**Task description:** Count the lines in the entries below that contain the word "Manage", and reply with only that number.

**Data rows:**
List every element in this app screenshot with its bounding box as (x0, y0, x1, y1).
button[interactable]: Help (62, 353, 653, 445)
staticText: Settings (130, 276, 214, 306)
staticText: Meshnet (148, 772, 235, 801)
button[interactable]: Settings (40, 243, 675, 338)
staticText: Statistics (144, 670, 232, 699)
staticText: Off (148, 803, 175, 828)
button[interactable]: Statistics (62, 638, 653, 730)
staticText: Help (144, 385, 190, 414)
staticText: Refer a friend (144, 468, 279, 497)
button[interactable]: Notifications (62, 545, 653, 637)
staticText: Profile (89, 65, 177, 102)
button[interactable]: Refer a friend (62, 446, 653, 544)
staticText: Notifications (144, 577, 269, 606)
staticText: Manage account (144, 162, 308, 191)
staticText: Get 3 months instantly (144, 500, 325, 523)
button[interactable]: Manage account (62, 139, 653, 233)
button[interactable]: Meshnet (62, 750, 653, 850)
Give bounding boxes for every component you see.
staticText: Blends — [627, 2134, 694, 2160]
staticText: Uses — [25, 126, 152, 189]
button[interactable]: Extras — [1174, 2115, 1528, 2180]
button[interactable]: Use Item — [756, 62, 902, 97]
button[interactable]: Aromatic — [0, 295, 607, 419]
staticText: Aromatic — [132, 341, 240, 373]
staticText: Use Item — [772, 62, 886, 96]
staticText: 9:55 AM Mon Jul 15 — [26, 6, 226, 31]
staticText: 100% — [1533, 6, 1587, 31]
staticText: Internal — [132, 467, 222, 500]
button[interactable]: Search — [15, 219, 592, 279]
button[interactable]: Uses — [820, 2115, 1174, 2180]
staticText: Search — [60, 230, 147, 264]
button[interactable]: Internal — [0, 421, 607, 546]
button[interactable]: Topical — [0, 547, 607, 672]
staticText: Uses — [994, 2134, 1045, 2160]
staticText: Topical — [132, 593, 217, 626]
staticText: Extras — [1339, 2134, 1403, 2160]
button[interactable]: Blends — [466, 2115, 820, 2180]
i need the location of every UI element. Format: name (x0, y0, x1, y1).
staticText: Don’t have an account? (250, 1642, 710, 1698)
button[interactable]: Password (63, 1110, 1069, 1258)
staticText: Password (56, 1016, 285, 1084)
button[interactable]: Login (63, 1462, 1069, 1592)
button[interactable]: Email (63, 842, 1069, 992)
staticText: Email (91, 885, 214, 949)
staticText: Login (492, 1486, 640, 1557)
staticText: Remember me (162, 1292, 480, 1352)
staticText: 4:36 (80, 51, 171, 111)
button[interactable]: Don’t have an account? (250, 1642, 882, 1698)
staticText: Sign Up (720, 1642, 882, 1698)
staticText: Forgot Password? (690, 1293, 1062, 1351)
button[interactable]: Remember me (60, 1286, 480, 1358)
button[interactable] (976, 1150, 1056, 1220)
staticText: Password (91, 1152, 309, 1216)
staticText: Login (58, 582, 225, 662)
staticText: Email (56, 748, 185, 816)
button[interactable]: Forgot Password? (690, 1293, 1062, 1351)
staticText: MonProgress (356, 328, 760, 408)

**Output of the task:** 2